▶ WHAT THIS TASK INVOLVES
Each entry must appear again exactly as it does in the source.

▶ THE INPUT
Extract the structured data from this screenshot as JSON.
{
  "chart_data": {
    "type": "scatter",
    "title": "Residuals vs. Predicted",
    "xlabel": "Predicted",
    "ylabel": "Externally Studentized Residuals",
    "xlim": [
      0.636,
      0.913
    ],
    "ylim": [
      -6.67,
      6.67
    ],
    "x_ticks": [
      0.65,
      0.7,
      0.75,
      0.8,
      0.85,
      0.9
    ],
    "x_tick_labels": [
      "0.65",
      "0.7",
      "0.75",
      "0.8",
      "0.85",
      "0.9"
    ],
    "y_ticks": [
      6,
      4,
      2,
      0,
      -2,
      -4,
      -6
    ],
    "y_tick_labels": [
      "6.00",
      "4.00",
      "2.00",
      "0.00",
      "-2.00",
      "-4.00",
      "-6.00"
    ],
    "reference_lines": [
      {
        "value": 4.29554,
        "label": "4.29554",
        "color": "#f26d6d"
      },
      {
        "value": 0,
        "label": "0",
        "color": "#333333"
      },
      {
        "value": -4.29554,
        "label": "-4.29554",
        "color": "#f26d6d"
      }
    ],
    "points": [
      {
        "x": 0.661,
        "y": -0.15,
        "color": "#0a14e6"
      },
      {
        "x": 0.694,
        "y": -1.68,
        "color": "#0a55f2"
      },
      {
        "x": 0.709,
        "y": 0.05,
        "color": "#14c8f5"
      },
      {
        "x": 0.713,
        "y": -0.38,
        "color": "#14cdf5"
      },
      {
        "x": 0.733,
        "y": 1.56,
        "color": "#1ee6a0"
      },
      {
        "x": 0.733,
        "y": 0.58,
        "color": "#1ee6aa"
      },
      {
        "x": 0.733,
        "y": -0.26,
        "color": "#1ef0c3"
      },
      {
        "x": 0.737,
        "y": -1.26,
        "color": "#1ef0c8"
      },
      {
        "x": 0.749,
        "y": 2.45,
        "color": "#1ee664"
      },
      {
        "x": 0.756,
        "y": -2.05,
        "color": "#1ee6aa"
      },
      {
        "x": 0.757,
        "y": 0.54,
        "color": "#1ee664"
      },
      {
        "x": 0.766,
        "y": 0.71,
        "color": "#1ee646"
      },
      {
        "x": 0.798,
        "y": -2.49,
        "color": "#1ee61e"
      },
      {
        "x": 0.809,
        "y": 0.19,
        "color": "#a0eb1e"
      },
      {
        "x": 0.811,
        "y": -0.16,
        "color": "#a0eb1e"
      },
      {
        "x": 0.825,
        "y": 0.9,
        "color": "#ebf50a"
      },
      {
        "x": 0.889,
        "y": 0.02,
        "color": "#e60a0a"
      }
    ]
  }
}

▶ OUTPUT FOR THIS EXERCISE
Extract the structured data from this screenshot as JSON.
{
  "chart_data": {
    "type": "scatter",
    "title": "Residuals vs. Predicted",
    "xlabel": "Predicted",
    "ylabel": "Externally Studentized Residuals",
    "xlim": [
      0.636,
      0.913
    ],
    "ylim": [
      -6.67,
      6.67
    ],
    "x_ticks": [
      0.65,
      0.7,
      0.75,
      0.8,
      0.85,
      0.9
    ],
    "x_tick_labels": [
      "0.65",
      "0.7",
      "0.75",
      "0.8",
      "0.85",
      "0.9"
    ],
    "y_ticks": [
      6,
      4,
      2,
      0,
      -2,
      -4,
      -6
    ],
    "y_tick_labels": [
      "6.00",
      "4.00",
      "2.00",
      "0.00",
      "-2.00",
      "-4.00",
      "-6.00"
    ],
    "reference_lines": [
      {
        "value": 4.29554,
        "label": "4.29554",
        "color": "#f26d6d"
      },
      {
        "value": 0,
        "label": "0",
        "color": "#333333"
      },
      {
        "value": -4.29554,
        "label": "-4.29554",
        "color": "#f26d6d"
      }
    ],
    "points": [
      {
        "x": 0.661,
        "y": -0.15,
        "color": "#0a14e6"
      },
      {
        "x": 0.694,
        "y": -1.68,
        "color": "#0a55f2"
      },
      {
        "x": 0.709,
        "y": 0.05,
        "color": "#14c8f5"
      },
      {
        "x": 0.713,
        "y": -0.38,
        "color": "#14cdf5"
      },
      {
        "x": 0.733,
        "y": 1.56,
        "color": "#1ee6a0"
      },
      {
        "x": 0.733,
        "y": 0.58,
        "color": "#1ee6aa"
      },
      {
        "x": 0.733,
        "y": -0.26,
        "color": "#1ef0c3"
      },
      {
        "x": 0.737,
        "y": -1.26,
        "color": "#1ef0c8"
      },
      {
        "x": 0.749,
        "y": 2.45,
        "color": "#1ee664"
      },
      {
        "x": 0.756,
        "y": -2.05,
        "color": "#1ee6aa"
      },
      {
        "x": 0.757,
        "y": 0.54,
        "color": "#1ee664"
      },
      {
        "x": 0.766,
        "y": 0.71,
        "color": "#1ee646"
      },
      {
        "x": 0.798,
        "y": -2.49,
        "color": "#1ee61e"
      },
      {
        "x": 0.809,
        "y": 0.19,
        "color": "#a0eb1e"
      },
      {
        "x": 0.811,
        "y": -0.16,
        "color": "#a0eb1e"
      },
      {
        "x": 0.825,
        "y": 0.9,
        "color": "#ebf50a"
      },
      {
        "x": 0.889,
        "y": 0.02,
        "color": "#e60a0a"
      }
    ]
  }
}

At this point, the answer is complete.